> **Assigned task 1**
In the passage on sarcopenia and DNA methylation, how many CpG sites were reported as differentially methylated between the young and older male adults?
> **Assigned task 2**
Using the passage on sarcopenia and DNA methylation, state whether each statement agrees with it, and quote the words that decide: (a) The whole-blood study of skeletal muscle mass involved 1550 female twins. (b) The older male group showed mostly hypomethylation across the genome compared with the young group. (c) An EWAS of 172 female twins found an association between individual CpG methylation sites and grip strength.
> **Assigned task 3**
Extend the passage on sarcopenia and DNA methylation, picking up after its final sentence.

> **Document excerpt**
----
Sarcopenia, an age-related syndrome characterized by loss of skeletal muscle mass and strength, is a major contributor to physical frailty [36]. There is evidence from studies that measured methylation either in muscle tissue or in whole blood that methylation levels at some loci may help to explain variations in aging skeletal muscle mass [37, 38]. In a study comparing DNA methylation dynamics in skeletal muscle tissue from 24 young male adults and 24 older male adults, 5963 CpG sites were reported to be differentially methylated between the two groups; there was predominantly hypermethylation throughout the genome in the older group compared to the young group [37]. In a study of 1550 female twins that set out to identify genomic regions that were associated with skeletal muscle mass using methylation levels measured in whole blood, seven associations between methylation at CpG loci and skeletal muscle mass were discovered and replicated with a false discovery rate of less than 0.1 [38]. No association between individual CpG methylation sites and grip strength was found in a EWAS on the 27 k methylation array based on a sample of 172 female twins [39].
----
> **Dataset extract**
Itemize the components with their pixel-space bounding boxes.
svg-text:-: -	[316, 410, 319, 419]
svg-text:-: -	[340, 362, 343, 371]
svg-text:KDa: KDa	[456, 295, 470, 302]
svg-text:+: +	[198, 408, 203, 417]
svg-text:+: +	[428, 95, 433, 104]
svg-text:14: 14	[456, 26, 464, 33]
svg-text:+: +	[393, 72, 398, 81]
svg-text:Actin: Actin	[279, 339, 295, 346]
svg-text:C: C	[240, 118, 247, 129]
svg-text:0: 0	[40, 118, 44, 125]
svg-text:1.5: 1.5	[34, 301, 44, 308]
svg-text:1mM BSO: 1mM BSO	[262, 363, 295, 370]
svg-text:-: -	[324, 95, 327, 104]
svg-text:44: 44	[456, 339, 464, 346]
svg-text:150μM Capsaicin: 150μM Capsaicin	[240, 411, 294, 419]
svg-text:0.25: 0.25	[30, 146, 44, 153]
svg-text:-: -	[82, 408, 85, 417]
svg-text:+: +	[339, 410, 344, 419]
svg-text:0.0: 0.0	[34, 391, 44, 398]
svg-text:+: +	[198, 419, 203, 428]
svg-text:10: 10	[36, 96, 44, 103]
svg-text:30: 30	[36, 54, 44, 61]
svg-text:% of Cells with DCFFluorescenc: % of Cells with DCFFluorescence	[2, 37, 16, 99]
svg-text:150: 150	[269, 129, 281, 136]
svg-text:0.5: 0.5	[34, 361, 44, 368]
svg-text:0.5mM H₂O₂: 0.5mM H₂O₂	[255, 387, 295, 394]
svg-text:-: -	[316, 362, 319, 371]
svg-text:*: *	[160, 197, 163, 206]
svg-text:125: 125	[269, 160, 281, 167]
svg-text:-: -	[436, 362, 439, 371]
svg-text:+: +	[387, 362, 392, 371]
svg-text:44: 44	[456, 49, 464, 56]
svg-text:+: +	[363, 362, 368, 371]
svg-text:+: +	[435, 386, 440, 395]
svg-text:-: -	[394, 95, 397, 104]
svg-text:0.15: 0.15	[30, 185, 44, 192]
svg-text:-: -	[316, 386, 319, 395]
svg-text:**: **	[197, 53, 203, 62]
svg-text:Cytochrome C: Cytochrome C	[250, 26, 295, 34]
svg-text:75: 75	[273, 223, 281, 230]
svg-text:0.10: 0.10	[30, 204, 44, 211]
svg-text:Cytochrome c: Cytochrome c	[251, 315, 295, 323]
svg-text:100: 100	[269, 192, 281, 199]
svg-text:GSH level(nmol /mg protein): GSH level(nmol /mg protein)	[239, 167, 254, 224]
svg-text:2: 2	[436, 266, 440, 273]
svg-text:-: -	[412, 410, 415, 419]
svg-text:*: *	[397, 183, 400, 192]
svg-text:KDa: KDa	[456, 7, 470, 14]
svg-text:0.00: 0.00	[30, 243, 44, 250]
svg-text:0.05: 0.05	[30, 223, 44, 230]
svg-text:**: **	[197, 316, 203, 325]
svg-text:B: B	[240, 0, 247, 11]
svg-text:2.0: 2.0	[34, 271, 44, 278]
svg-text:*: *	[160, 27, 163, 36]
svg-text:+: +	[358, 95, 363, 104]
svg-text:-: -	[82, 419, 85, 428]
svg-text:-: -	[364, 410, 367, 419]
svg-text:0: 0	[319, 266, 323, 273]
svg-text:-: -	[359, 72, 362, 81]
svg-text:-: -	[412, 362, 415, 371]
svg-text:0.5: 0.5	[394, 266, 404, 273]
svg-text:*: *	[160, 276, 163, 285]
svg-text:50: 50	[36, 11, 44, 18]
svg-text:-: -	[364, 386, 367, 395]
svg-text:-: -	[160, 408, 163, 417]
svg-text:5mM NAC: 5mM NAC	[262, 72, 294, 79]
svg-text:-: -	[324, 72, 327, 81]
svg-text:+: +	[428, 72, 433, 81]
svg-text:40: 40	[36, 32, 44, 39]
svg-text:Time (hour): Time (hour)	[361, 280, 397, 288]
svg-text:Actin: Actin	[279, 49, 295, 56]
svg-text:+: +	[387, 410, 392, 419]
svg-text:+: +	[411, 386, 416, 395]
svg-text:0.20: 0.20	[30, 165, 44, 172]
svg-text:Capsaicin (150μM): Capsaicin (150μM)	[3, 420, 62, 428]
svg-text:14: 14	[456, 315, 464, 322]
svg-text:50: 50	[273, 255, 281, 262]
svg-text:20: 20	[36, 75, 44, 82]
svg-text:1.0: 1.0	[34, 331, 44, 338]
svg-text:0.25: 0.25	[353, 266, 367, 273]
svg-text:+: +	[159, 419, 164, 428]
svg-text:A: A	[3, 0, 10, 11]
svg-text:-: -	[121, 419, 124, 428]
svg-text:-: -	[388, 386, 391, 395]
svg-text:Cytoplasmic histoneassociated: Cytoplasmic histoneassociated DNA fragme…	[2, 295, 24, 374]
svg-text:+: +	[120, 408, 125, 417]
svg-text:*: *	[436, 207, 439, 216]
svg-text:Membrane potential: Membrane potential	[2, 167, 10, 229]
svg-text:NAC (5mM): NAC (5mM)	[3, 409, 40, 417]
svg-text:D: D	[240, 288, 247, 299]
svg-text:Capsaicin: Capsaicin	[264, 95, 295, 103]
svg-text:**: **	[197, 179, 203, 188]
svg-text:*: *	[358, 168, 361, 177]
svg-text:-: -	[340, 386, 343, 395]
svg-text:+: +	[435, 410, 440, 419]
----
> **Answer box 1**
5963 CpG sites.

> **Answer box 2**
(a) Yes: "In a study of 1550 female twins"
(b) No: "there was predominantly hypermethylation throughout the genome in the older group compared to the young group"
(c) No: "No association between individual CpG methylation sites and grip strength was found"

> **Answer box 3**
Our finding that greater extrinsic epigenetic age acceleration was associated with an increased risk of being physically frail is consistent with findings from a cross-sectional study of 1820 men and women aged 50–75 years [19]. In that study, greater epigenetic age acceleration (defined as the difference between predicted methylation age and chronological age) was associated with higher scores on a frailty index made up of 34 potential ‘deficits,’ such that that the frailty index increased by about 0.25% points per year of epigenetic age acceleration. There tends to be a moderate correlation between scores on a frailty index and physical frailty status as defined by the Fried phenotype [40], but they differ in that while the latter describes a specific clinical syndrome [41], the cumulative deficit model describes the general state or condition of an individual. The fact that greater epigenetic age acceleration has been shown to be associated with greater risk of being physically frail and of scoring higher on a more broadly defined frailty index [19] adds to the evidence that people who are frail are likely to be biologically older.

Intrinsic epigenetic age acceleration was designed to estimate “pure” epigenetic aging effects that are not influenced by differences in blood cell counts [15]. In the current study, it was moderately correlated with extrinsic epigenetic age acceleration (r = 0.38), and in contrast to the latter, it was not significantly associated with risk of being physically frail. Although both these epigenetic age acceleration measures are predictive of mortality [15], findings that intrinsic epigenetic age acceleration but not extrinsic epigenetic age acceleration predicts lung cancer [42] and is associated with being a centenarian [43] have led to the suggestion that it may capture a cell-type independent component of the aging process [15].

One potential limitation of our study is that of the 1091 individuals who took part in the survey, 791 (73%) could be included in the current study. Some individuals were missing data on the physical activity component of the Fried phenotype of frailty and some had missing methylation data. Another limitation is that we were only able to look at methylation markers in blood rather than in any other tissues in relation to physical frailty. Our EWAS findings may be due to either a genuine null association between blood-based methylation markers and physical frailty or a lack of statistical power in our current analyses.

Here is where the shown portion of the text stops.